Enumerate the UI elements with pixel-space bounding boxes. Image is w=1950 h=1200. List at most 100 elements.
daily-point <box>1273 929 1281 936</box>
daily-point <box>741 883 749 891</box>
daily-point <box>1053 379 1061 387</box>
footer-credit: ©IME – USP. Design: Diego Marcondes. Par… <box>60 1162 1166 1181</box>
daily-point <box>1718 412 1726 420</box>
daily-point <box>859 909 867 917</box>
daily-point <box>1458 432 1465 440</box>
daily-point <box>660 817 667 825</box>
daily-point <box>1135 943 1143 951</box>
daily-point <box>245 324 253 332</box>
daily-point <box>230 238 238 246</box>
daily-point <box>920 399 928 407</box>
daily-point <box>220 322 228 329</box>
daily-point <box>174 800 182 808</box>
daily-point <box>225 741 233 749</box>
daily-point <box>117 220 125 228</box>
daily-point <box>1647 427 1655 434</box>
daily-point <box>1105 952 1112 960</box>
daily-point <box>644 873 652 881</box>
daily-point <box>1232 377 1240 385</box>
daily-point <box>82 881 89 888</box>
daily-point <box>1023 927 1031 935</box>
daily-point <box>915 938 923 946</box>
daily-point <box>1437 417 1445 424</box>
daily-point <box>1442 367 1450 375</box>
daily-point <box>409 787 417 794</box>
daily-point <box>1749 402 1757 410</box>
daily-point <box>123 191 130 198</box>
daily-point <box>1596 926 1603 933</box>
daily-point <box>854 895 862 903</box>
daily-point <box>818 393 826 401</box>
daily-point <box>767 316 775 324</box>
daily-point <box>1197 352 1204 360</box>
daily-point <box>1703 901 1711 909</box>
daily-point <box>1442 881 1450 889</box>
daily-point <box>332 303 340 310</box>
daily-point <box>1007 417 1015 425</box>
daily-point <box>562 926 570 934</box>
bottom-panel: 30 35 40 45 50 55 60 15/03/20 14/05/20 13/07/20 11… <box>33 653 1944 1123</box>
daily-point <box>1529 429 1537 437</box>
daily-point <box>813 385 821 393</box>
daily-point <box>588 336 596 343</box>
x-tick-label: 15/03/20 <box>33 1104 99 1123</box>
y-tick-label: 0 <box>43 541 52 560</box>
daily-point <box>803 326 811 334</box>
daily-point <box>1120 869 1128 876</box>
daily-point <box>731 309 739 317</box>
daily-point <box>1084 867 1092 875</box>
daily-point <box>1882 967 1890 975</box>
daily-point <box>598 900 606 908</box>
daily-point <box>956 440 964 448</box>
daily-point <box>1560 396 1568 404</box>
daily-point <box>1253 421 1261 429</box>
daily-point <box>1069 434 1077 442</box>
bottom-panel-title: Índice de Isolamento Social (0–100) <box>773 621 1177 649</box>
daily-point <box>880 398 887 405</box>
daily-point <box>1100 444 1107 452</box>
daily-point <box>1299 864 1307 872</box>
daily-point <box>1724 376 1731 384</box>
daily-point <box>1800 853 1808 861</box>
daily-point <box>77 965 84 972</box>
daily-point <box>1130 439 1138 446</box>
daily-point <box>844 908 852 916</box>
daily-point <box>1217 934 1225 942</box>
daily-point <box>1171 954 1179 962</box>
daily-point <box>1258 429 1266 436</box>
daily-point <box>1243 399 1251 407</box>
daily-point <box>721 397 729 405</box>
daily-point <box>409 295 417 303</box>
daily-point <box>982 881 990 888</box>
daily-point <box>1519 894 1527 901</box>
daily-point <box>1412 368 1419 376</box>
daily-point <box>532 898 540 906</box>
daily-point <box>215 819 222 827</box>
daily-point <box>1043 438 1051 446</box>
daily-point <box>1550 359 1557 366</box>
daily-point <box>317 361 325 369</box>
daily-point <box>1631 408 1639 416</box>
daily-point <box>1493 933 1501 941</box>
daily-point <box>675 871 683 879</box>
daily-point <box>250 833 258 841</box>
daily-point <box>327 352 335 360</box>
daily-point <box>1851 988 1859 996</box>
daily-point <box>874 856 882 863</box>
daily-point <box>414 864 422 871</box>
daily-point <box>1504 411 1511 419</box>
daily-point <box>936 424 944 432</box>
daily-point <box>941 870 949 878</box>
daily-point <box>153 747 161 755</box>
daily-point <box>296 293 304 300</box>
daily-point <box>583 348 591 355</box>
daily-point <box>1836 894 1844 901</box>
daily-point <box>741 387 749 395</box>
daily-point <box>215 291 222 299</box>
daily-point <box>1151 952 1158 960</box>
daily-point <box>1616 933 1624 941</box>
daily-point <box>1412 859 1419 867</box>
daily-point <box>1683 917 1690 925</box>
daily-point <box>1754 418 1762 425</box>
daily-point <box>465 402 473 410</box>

++++++++

Copy out every one of the lines above word for word, with nothing changed.

**FINAL RESULT**
Enumerate the UI elements with pixel-space bounding boxes. Image is w=1950 h=1200. List at most 100 elements.
daily-point <box>1273 929 1281 936</box>
daily-point <box>741 883 749 891</box>
daily-point <box>1053 379 1061 387</box>
footer-credit: ©IME – USP. Design: Diego Marcondes. Par… <box>60 1162 1166 1181</box>
daily-point <box>1718 412 1726 420</box>
daily-point <box>859 909 867 917</box>
daily-point <box>1458 432 1465 440</box>
daily-point <box>660 817 667 825</box>
daily-point <box>1135 943 1143 951</box>
daily-point <box>245 324 253 332</box>
daily-point <box>230 238 238 246</box>
daily-point <box>920 399 928 407</box>
daily-point <box>220 322 228 329</box>
daily-point <box>174 800 182 808</box>
daily-point <box>225 741 233 749</box>
daily-point <box>117 220 125 228</box>
daily-point <box>1647 427 1655 434</box>
daily-point <box>1105 952 1112 960</box>
daily-point <box>644 873 652 881</box>
daily-point <box>1232 377 1240 385</box>
daily-point <box>82 881 89 888</box>
daily-point <box>1023 927 1031 935</box>
daily-point <box>915 938 923 946</box>
daily-point <box>1437 417 1445 424</box>
daily-point <box>1442 367 1450 375</box>
daily-point <box>409 787 417 794</box>
daily-point <box>1749 402 1757 410</box>
daily-point <box>123 191 130 198</box>
daily-point <box>1596 926 1603 933</box>
daily-point <box>854 895 862 903</box>
daily-point <box>818 393 826 401</box>
daily-point <box>767 316 775 324</box>
daily-point <box>1197 352 1204 360</box>
daily-point <box>1703 901 1711 909</box>
daily-point <box>1442 881 1450 889</box>
daily-point <box>332 303 340 310</box>
daily-point <box>1007 417 1015 425</box>
daily-point <box>562 926 570 934</box>
bottom-panel: 30 35 40 45 50 55 60 15/03/20 14/05/20 13/07/20 11… <box>33 653 1944 1123</box>
daily-point <box>1529 429 1537 437</box>
daily-point <box>813 385 821 393</box>
daily-point <box>588 336 596 343</box>
x-tick-label: 15/03/20 <box>33 1104 99 1123</box>
y-tick-label: 0 <box>43 541 52 560</box>
daily-point <box>803 326 811 334</box>
daily-point <box>1120 869 1128 876</box>
daily-point <box>731 309 739 317</box>
daily-point <box>1084 867 1092 875</box>
daily-point <box>1882 967 1890 975</box>
daily-point <box>598 900 606 908</box>
daily-point <box>956 440 964 448</box>
daily-point <box>1560 396 1568 404</box>
daily-point <box>1253 421 1261 429</box>
daily-point <box>1069 434 1077 442</box>
bottom-panel-title: Índice de Isolamento Social (0–100) <box>773 621 1177 649</box>
daily-point <box>880 398 887 405</box>
daily-point <box>1100 444 1107 452</box>
daily-point <box>1299 864 1307 872</box>
daily-point <box>1724 376 1731 384</box>
daily-point <box>1800 853 1808 861</box>
daily-point <box>77 965 84 972</box>
daily-point <box>1130 439 1138 446</box>
daily-point <box>844 908 852 916</box>
daily-point <box>1217 934 1225 942</box>
daily-point <box>1171 954 1179 962</box>
daily-point <box>1258 429 1266 436</box>
daily-point <box>1243 399 1251 407</box>
daily-point <box>721 397 729 405</box>
daily-point <box>409 295 417 303</box>
daily-point <box>982 881 990 888</box>
daily-point <box>1519 894 1527 901</box>
daily-point <box>1412 368 1419 376</box>
daily-point <box>532 898 540 906</box>
daily-point <box>215 819 222 827</box>
daily-point <box>1043 438 1051 446</box>
daily-point <box>1550 359 1557 366</box>
daily-point <box>317 361 325 369</box>
daily-point <box>1631 408 1639 416</box>
daily-point <box>1493 933 1501 941</box>
daily-point <box>675 871 683 879</box>
daily-point <box>250 833 258 841</box>
daily-point <box>327 352 335 360</box>
daily-point <box>1851 988 1859 996</box>
daily-point <box>874 856 882 863</box>
daily-point <box>414 864 422 871</box>
daily-point <box>1504 411 1511 419</box>
daily-point <box>936 424 944 432</box>
daily-point <box>941 870 949 878</box>
daily-point <box>153 747 161 755</box>
daily-point <box>296 293 304 300</box>
daily-point <box>583 348 591 355</box>
daily-point <box>1836 894 1844 901</box>
daily-point <box>741 387 749 395</box>
daily-point <box>215 291 222 299</box>
daily-point <box>1151 952 1158 960</box>
daily-point <box>1616 933 1624 941</box>
daily-point <box>1412 859 1419 867</box>
daily-point <box>1683 917 1690 925</box>
daily-point <box>1754 418 1762 425</box>
daily-point <box>465 402 473 410</box>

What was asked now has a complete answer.